Using the entries that follow, state how many lines contain the word "hundreds". The response is that number and nothing more.

|---|

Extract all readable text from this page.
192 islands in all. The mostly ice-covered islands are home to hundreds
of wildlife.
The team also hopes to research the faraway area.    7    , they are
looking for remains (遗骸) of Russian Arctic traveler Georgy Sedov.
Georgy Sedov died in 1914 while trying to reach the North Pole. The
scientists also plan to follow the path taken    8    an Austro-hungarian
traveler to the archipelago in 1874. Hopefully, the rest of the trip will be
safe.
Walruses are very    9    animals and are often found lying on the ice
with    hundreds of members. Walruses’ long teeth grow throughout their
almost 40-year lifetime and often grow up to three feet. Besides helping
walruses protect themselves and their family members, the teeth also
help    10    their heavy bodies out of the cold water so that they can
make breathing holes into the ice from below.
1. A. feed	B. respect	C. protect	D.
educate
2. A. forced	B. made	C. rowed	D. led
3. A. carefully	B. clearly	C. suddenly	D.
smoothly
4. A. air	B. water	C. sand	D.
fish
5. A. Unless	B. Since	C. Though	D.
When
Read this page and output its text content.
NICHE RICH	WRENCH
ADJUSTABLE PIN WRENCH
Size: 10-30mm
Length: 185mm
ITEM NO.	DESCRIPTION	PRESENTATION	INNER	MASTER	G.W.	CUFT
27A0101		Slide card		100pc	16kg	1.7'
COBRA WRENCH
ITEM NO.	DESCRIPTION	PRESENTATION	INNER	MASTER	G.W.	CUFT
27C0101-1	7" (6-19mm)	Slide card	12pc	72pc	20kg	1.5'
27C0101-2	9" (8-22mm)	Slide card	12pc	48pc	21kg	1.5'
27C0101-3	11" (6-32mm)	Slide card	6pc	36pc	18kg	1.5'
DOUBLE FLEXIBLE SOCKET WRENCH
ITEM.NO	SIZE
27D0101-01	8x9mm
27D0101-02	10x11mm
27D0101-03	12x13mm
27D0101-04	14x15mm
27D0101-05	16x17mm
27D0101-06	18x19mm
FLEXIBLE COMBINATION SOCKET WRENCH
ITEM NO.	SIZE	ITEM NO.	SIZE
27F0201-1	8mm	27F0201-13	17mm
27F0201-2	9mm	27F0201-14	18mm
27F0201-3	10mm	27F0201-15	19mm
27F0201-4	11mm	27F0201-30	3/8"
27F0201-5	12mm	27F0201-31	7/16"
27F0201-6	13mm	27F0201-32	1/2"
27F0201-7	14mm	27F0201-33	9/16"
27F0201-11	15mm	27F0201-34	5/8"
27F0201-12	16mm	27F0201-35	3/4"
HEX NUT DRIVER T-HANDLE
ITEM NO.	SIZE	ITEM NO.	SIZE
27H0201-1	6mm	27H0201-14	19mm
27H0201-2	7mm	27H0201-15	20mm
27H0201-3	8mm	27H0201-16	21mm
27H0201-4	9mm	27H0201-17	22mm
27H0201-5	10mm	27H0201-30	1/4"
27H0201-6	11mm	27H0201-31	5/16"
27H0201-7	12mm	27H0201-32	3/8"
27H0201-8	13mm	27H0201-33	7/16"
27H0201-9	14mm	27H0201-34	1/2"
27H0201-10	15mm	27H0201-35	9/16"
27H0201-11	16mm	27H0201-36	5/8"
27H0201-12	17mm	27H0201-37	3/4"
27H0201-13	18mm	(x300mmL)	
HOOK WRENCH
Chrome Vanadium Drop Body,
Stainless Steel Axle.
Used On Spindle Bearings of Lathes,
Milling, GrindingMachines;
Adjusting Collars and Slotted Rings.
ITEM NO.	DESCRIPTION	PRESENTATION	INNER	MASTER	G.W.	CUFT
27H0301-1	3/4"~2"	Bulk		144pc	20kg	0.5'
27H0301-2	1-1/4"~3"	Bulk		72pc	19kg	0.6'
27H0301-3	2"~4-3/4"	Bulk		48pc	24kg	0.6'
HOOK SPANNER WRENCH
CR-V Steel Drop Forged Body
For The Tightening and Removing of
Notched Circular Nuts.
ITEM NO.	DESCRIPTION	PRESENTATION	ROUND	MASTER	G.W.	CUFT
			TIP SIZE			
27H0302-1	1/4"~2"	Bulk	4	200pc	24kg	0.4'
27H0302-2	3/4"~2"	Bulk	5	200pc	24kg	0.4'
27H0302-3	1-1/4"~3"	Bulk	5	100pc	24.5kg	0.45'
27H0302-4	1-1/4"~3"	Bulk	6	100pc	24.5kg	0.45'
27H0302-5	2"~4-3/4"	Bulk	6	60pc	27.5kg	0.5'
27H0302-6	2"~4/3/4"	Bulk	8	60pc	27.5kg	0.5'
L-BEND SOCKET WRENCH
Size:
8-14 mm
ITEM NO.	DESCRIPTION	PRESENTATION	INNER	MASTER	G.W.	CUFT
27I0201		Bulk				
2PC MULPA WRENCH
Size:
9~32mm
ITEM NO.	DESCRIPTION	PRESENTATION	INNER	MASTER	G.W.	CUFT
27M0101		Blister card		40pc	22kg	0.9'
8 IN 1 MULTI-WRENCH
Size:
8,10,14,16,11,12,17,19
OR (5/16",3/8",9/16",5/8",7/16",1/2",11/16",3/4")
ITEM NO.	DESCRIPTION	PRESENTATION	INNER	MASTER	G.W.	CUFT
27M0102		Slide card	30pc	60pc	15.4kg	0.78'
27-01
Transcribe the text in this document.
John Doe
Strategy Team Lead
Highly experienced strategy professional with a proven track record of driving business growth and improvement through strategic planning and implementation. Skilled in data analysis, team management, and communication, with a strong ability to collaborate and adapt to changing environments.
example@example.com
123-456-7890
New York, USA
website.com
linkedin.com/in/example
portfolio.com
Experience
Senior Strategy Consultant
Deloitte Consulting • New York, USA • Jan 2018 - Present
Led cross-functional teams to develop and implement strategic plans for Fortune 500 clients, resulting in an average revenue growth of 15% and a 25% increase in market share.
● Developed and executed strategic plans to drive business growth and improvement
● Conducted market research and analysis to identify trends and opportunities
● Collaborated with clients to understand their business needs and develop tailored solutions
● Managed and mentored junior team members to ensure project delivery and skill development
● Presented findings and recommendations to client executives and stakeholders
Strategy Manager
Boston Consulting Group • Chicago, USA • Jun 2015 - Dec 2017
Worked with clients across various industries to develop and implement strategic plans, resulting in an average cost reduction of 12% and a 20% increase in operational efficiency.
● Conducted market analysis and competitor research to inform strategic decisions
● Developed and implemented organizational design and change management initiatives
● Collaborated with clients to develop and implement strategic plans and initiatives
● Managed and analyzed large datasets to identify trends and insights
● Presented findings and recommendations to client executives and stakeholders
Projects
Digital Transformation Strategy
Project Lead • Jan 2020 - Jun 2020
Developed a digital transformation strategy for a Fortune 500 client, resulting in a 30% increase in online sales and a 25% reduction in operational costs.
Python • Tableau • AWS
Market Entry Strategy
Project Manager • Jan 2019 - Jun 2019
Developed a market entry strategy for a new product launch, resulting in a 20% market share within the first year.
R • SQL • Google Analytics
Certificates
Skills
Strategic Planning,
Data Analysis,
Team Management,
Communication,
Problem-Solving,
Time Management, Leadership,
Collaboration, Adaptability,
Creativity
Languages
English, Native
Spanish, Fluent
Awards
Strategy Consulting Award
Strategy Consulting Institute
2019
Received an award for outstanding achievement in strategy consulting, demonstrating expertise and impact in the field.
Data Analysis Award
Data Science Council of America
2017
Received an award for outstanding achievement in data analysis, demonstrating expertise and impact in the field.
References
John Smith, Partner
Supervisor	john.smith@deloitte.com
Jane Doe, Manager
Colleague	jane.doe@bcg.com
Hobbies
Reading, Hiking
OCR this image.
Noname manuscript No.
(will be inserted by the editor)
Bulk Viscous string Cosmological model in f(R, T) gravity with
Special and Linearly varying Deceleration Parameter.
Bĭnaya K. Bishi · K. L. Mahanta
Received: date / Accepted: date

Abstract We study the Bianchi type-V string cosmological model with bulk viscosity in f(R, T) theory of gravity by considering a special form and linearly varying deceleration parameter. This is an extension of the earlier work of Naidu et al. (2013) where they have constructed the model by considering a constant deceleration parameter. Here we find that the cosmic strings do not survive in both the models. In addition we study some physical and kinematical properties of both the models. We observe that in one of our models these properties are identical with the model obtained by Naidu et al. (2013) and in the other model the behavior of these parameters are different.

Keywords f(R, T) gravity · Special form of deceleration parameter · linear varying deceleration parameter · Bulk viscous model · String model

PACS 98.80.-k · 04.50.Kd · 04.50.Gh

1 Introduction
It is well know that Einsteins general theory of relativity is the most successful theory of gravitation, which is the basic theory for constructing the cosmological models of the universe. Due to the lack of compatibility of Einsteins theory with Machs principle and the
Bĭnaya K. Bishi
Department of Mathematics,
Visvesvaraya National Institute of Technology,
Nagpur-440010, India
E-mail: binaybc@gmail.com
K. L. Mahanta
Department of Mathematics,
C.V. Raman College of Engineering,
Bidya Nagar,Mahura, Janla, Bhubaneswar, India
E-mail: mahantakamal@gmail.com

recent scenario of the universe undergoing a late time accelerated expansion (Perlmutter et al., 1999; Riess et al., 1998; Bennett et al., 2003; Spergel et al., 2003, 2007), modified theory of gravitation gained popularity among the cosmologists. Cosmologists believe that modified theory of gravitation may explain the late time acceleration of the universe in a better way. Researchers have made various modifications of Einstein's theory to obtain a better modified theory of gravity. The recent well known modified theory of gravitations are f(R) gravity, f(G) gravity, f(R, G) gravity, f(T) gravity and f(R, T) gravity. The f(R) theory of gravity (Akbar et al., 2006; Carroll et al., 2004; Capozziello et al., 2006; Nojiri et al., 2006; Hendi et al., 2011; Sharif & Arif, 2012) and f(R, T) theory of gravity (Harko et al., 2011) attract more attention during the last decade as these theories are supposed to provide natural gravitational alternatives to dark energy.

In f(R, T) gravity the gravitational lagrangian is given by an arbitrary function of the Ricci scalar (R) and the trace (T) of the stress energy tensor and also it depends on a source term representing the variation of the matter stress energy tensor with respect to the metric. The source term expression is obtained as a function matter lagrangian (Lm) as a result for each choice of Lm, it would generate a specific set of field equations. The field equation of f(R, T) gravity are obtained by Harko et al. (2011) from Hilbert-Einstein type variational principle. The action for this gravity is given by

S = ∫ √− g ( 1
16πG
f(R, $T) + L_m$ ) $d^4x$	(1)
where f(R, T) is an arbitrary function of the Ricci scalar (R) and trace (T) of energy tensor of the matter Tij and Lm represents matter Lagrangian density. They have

|---|

• **TASK OUTPUT**:
2